Task input
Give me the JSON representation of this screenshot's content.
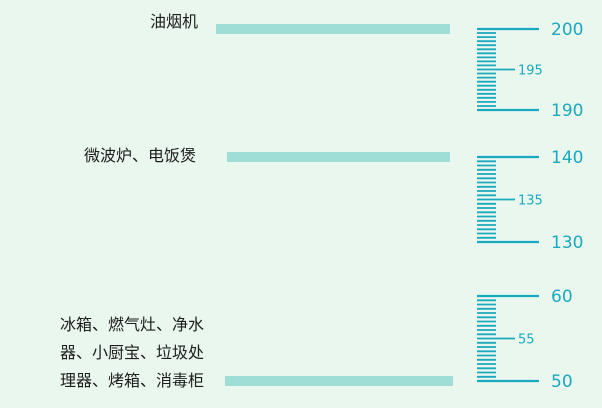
{
  "chart_data": {
    "type": "bar",
    "title": "",
    "xlabel": "",
    "ylabel": "",
    "axis": "broken vertical scale on the right, three segments: 50–60, 130–140, 190–200",
    "categories": [
      "油烟机",
      "微波炉、电饭煲",
      "冰箱、燃气灶、净水器、小厨宝、垃圾处理器、烤箱、消毒柜"
    ],
    "category_lines": [
      [
        "油烟机"
      ],
      [
        "微波炉、电饭煲"
      ],
      [
        "冰箱、燃气灶、净水",
        "器、小厨宝、垃圾处",
        "理器、烤箱、消毒柜"
      ]
    ],
    "values": [
      200,
      140,
      50
    ],
    "value_unit": "",
    "segments": [
      {
        "min": 190,
        "max": 200,
        "major": [
          190,
          200
        ],
        "mid": 195
      },
      {
        "min": 130,
        "max": 140,
        "major": [
          130,
          140
        ],
        "mid": 135
      },
      {
        "min": 50,
        "max": 60,
        "major": [
          50,
          60
        ],
        "mid": 55
      }
    ],
    "grid": false,
    "colors": {
      "background": "#e9f7ef",
      "bar": "#9fded6",
      "axis": "#1aa9be",
      "label": "#1d1d1d"
    }
  }
}
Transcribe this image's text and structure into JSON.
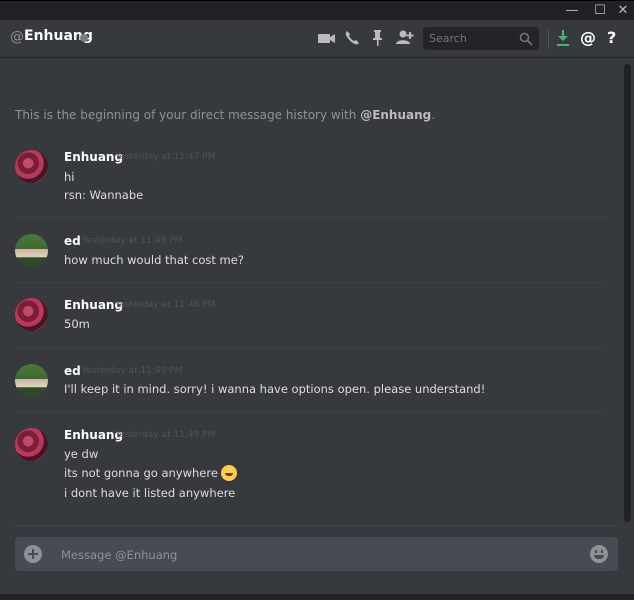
{
  "window": {
    "minimize_glyph": "—",
    "maximize_glyph": "☐",
    "close_glyph": "✕"
  },
  "header": {
    "at_symbol": "@",
    "username": "Enhuang",
    "status": "offline",
    "search_placeholder": "Search",
    "icons": [
      "video-call-icon",
      "voice-call-icon",
      "pin-icon",
      "add-friend-icon",
      "download-icon",
      "mention-icon",
      "help-icon"
    ],
    "mention_glyph": "@",
    "help_glyph": "?"
  },
  "intro": {
    "prefix": "This is the beginning of your direct message history with ",
    "handle": "@Enhuang",
    "suffix": "."
  },
  "messages": [
    {
      "author": "Enhuang",
      "timestamp": "Yesterday at 11:47 PM",
      "avatar": "flower-avatar",
      "lines": [
        "hi",
        "rsn: Wannabe"
      ]
    },
    {
      "author": "ed",
      "timestamp": "Yesterday at 11:48 PM",
      "avatar": "person-avatar",
      "lines": [
        "how much would that cost me?"
      ]
    },
    {
      "author": "Enhuang",
      "timestamp": "Yesterday at 11:48 PM",
      "avatar": "flower-avatar",
      "lines": [
        "50m"
      ]
    },
    {
      "author": "ed",
      "timestamp": "Yesterday at 11:49 PM",
      "avatar": "person-avatar",
      "lines": [
        "I'll keep it in mind. sorry! i wanna have options open. please understand!"
      ]
    },
    {
      "author": "Enhuang",
      "timestamp": "Yesterday at 11:49 PM",
      "avatar": "flower-avatar",
      "lines": [
        "ye dw",
        "its not gonna go anywhere",
        "i dont have it listed anywhere"
      ],
      "emoji_after_line": 1,
      "emoji": "grinning-face-icon"
    }
  ],
  "composer": {
    "placeholder": "Message @Enhuang"
  },
  "colors": {
    "background": "#36393e",
    "header_bg": "#36393e",
    "titlebar_bg": "#202225",
    "input_bg": "#484b51",
    "text": "#dcddde",
    "muted": "#8e9297",
    "download_accent": "#43b581"
  }
}
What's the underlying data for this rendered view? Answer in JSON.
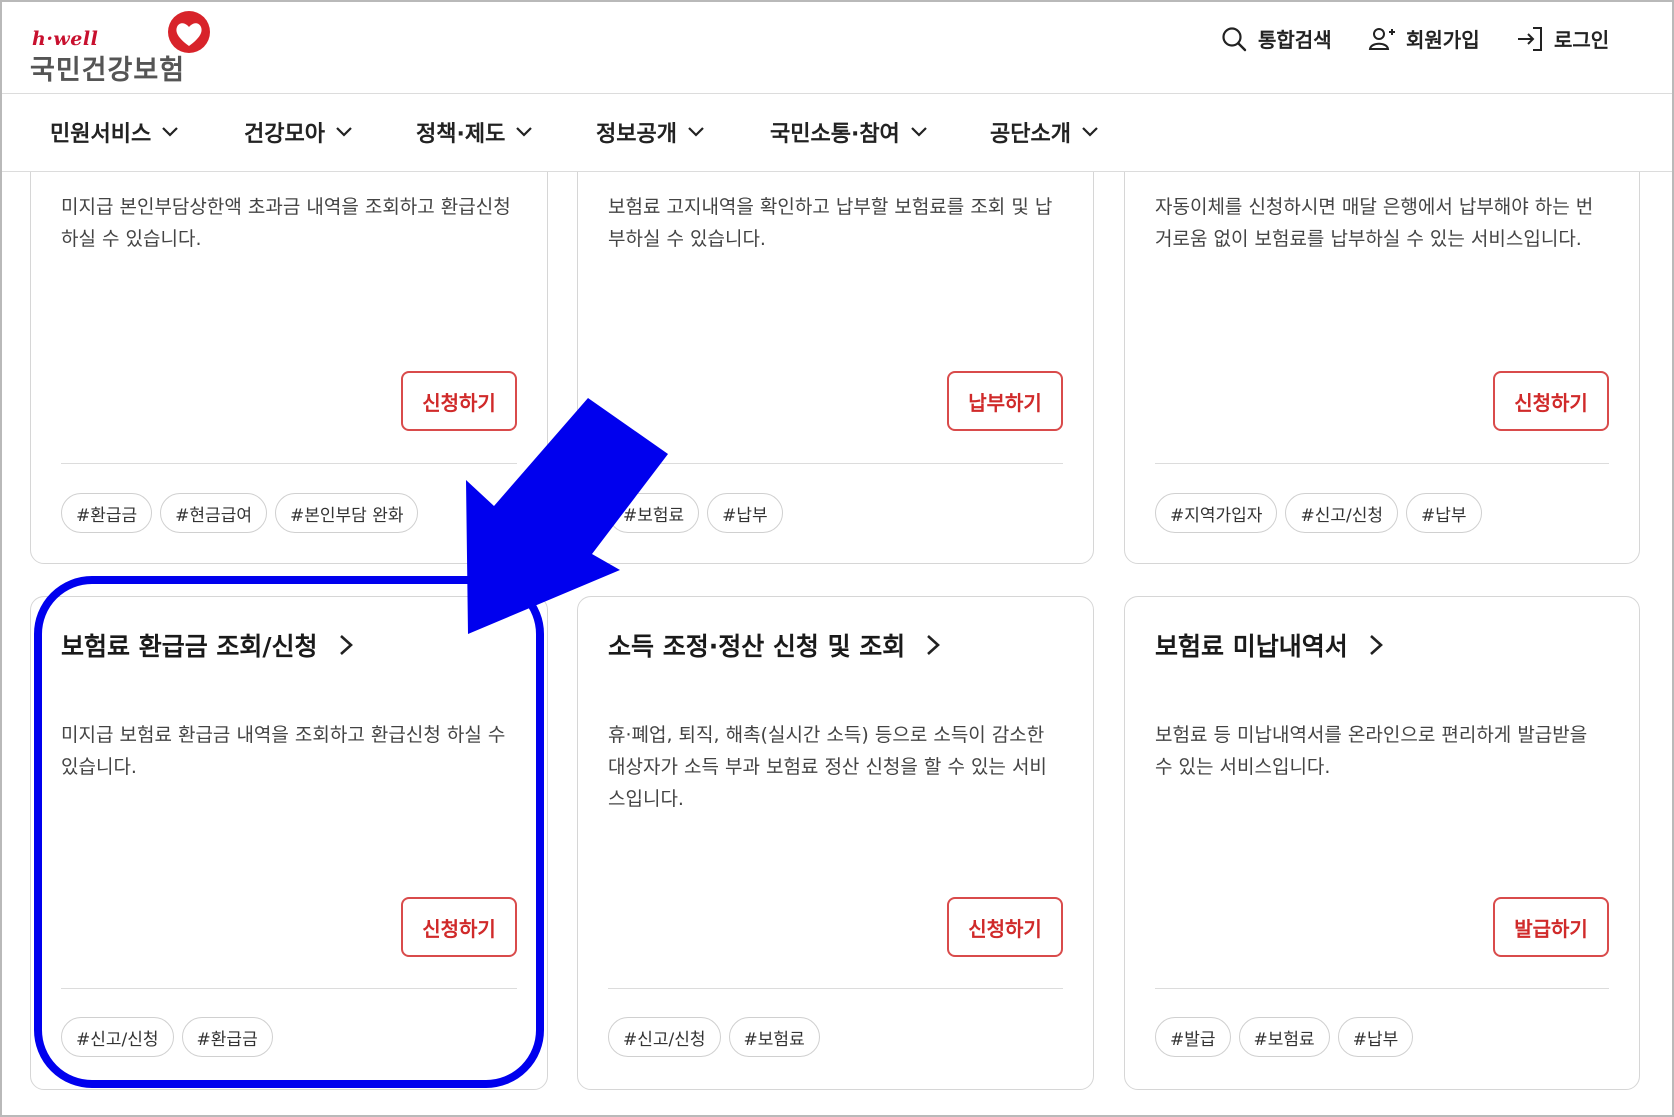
{
  "header": {
    "logo_small": "h·well",
    "logo_main": "국민건강보험",
    "search_label": "통합검색",
    "join_label": "회원가입",
    "login_label": "로그인"
  },
  "nav": {
    "items": [
      {
        "label": "민원서비스"
      },
      {
        "label": "건강모아"
      },
      {
        "label": "정책·제도"
      },
      {
        "label": "정보공개"
      },
      {
        "label": "국민소통·참여"
      },
      {
        "label": "공단소개"
      }
    ]
  },
  "cards_top": [
    {
      "desc": "미지급 본인부담상한액 초과금 내역을 조회하고 환급신청 하실 수 있습니다.",
      "button": "신청하기",
      "tags": [
        "#환급금",
        "#현금급여",
        "#본인부담 완화"
      ]
    },
    {
      "desc": "보험료 고지내역을 확인하고 납부할 보험료를 조회 및 납부하실 수 있습니다.",
      "button": "납부하기",
      "tags": [
        "#보험료",
        "#납부"
      ]
    },
    {
      "desc": "자동이체를 신청하시면 매달 은행에서 납부해야 하는 번거로움 없이 보험료를 납부하실 수 있는 서비스입니다.",
      "button": "신청하기",
      "tags": [
        "#지역가입자",
        "#신고/신청",
        "#납부"
      ]
    }
  ],
  "cards_bottom": [
    {
      "title": "보험료 환급금 조회/신청",
      "desc": "미지급 보험료 환급금 내역을 조회하고 환급신청 하실 수 있습니다.",
      "button": "신청하기",
      "tags": [
        "#신고/신청",
        "#환급금"
      ]
    },
    {
      "title": "소득 조정·정산 신청 및 조회",
      "desc": "휴·폐업, 퇴직, 해촉(실시간 소득) 등으로 소득이 감소한 대상자가 소득 부과 보험료 정산 신청을 할 수 있는 서비스입니다.",
      "button": "신청하기",
      "tags": [
        "#신고/신청",
        "#보험료"
      ]
    },
    {
      "title": "보험료 미납내역서",
      "desc": "보험료 등 미납내역서를 온라인으로 편리하게 발급받을 수 있는 서비스입니다.",
      "button": "발급하기",
      "tags": [
        "#발급",
        "#보험료",
        "#납부"
      ]
    }
  ],
  "colors": {
    "brand_red": "#c8102e",
    "button_border": "#d94b4b",
    "annotation_blue": "#0000ee"
  },
  "icons": {
    "search": "search-icon",
    "join": "user-plus-icon",
    "login": "login-icon",
    "nav_chevron": "chevron-down-icon",
    "title_chevron": "chevron-right-icon"
  }
}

Task
Look through the entries and return every line where "chevron" appears.

Result of the task
    "nav_chevron": "chevron-down-icon",
    "title_chevron": "chevron-right-icon"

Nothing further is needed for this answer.